** start RECORD EXCERPTS **

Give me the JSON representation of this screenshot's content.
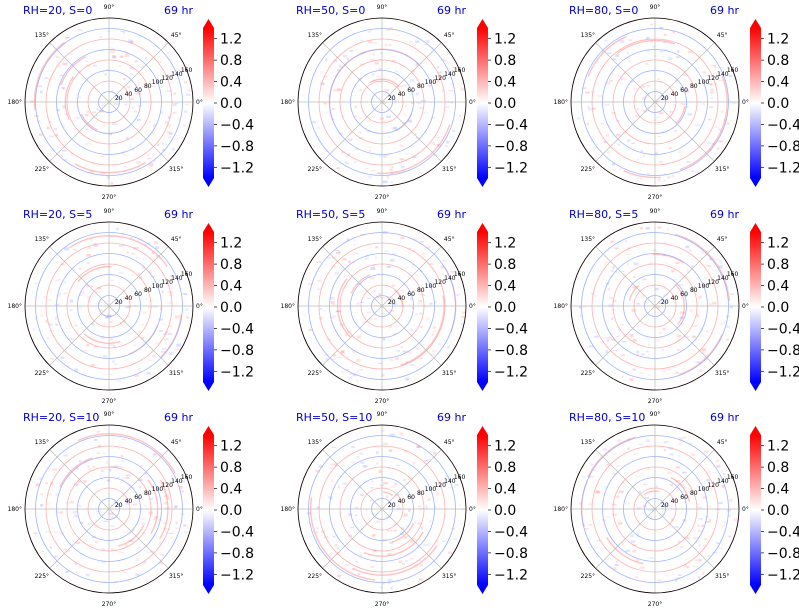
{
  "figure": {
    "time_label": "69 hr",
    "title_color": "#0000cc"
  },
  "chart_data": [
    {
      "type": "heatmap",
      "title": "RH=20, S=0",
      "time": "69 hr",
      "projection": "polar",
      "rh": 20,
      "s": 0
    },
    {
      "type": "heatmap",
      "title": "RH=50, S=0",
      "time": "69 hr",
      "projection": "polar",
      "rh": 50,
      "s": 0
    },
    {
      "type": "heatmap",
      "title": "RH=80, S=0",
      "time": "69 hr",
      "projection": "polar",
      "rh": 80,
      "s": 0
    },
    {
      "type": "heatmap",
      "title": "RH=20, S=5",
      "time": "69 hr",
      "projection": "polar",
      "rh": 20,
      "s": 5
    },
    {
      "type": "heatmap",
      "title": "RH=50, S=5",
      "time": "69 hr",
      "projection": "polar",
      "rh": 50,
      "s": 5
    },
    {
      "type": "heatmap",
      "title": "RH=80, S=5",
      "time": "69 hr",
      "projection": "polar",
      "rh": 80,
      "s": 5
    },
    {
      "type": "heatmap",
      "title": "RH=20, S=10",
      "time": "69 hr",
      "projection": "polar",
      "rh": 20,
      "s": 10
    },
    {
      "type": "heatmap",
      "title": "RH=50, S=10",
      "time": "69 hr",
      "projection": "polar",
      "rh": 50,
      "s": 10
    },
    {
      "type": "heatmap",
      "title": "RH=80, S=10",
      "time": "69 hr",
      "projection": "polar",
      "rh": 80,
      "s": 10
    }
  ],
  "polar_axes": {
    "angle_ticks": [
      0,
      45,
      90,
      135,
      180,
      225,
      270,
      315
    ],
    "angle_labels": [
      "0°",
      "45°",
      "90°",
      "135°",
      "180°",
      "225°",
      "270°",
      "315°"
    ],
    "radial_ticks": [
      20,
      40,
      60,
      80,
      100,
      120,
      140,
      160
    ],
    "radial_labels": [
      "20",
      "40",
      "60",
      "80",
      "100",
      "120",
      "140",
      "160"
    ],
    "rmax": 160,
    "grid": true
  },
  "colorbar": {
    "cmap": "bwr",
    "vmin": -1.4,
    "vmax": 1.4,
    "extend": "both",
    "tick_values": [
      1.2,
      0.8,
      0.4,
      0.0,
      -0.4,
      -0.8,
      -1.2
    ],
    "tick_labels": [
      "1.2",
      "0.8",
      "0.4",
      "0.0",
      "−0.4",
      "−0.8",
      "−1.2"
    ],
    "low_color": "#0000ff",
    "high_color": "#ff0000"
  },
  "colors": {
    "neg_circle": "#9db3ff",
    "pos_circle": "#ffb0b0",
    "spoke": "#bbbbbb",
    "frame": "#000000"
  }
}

** end RECORD EXCERPTS **

= WRITTEN PROBLEM =
Output the records above exactly; leave out the pictures.

= EXPECTED ANSWER =
Give me the JSON representation of this screenshot's content.
{
  "figure": {
    "time_label": "69 hr",
    "title_color": "#0000cc"
  },
  "chart_data": [
    {
      "type": "heatmap",
      "title": "RH=20, S=0",
      "time": "69 hr",
      "projection": "polar",
      "rh": 20,
      "s": 0
    },
    {
      "type": "heatmap",
      "title": "RH=50, S=0",
      "time": "69 hr",
      "projection": "polar",
      "rh": 50,
      "s": 0
    },
    {
      "type": "heatmap",
      "title": "RH=80, S=0",
      "time": "69 hr",
      "projection": "polar",
      "rh": 80,
      "s": 0
    },
    {
      "type": "heatmap",
      "title": "RH=20, S=5",
      "time": "69 hr",
      "projection": "polar",
      "rh": 20,
      "s": 5
    },
    {
      "type": "heatmap",
      "title": "RH=50, S=5",
      "time": "69 hr",
      "projection": "polar",
      "rh": 50,
      "s": 5
    },
    {
      "type": "heatmap",
      "title": "RH=80, S=5",
      "time": "69 hr",
      "projection": "polar",
      "rh": 80,
      "s": 5
    },
    {
      "type": "heatmap",
      "title": "RH=20, S=10",
      "time": "69 hr",
      "projection": "polar",
      "rh": 20,
      "s": 10
    },
    {
      "type": "heatmap",
      "title": "RH=50, S=10",
      "time": "69 hr",
      "projection": "polar",
      "rh": 50,
      "s": 10
    },
    {
      "type": "heatmap",
      "title": "RH=80, S=10",
      "time": "69 hr",
      "projection": "polar",
      "rh": 80,
      "s": 10
    }
  ],
  "polar_axes": {
    "angle_ticks": [
      0,
      45,
      90,
      135,
      180,
      225,
      270,
      315
    ],
    "angle_labels": [
      "0°",
      "45°",
      "90°",
      "135°",
      "180°",
      "225°",
      "270°",
      "315°"
    ],
    "radial_ticks": [
      20,
      40,
      60,
      80,
      100,
      120,
      140,
      160
    ],
    "radial_labels": [
      "20",
      "40",
      "60",
      "80",
      "100",
      "120",
      "140",
      "160"
    ],
    "rmax": 160,
    "grid": true
  },
  "colorbar": {
    "cmap": "bwr",
    "vmin": -1.4,
    "vmax": 1.4,
    "extend": "both",
    "tick_values": [
      1.2,
      0.8,
      0.4,
      0.0,
      -0.4,
      -0.8,
      -1.2
    ],
    "tick_labels": [
      "1.2",
      "0.8",
      "0.4",
      "0.0",
      "−0.4",
      "−0.8",
      "−1.2"
    ],
    "low_color": "#0000ff",
    "high_color": "#ff0000"
  },
  "colors": {
    "neg_circle": "#9db3ff",
    "pos_circle": "#ffb0b0",
    "spoke": "#bbbbbb",
    "frame": "#000000"
  }
}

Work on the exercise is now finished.